* start DATASET EXTRACT *

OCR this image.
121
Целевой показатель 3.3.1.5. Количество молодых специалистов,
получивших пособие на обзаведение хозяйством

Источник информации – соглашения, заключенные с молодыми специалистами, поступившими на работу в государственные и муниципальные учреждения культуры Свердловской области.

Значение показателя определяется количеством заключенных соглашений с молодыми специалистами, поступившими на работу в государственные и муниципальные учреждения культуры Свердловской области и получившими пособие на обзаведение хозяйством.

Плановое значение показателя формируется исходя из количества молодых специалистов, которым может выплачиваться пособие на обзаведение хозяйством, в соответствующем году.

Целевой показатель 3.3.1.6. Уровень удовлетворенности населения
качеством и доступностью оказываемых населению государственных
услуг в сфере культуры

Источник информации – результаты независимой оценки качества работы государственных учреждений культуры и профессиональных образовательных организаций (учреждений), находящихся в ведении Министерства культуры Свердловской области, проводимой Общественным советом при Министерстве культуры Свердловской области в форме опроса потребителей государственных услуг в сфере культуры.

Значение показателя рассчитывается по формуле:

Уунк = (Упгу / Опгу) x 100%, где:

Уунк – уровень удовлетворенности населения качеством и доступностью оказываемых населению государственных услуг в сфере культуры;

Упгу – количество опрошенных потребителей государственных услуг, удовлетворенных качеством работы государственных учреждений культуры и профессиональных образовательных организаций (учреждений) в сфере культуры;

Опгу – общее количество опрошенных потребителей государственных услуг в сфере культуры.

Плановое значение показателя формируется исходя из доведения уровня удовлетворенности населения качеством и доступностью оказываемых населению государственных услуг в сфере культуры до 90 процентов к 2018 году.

* end DATASET EXTRACT *

YOUR INSTRUCTIONS: Look through the entries above. Extract each line with the word "учреждения".

ANSWER TO THIS EXERCISE:
Источник информации – соглашения, заключенные с молодыми специалистами, поступившими на работу в государственные и муниципальные учреждения культуры Свердловской области.
Значение показателя определяется количеством заключенных соглашений с молодыми специалистами, поступившими на работу в государственные и муниципальные учреждения культуры Свердловской области и получившими пособие на обзаведение хозяйством.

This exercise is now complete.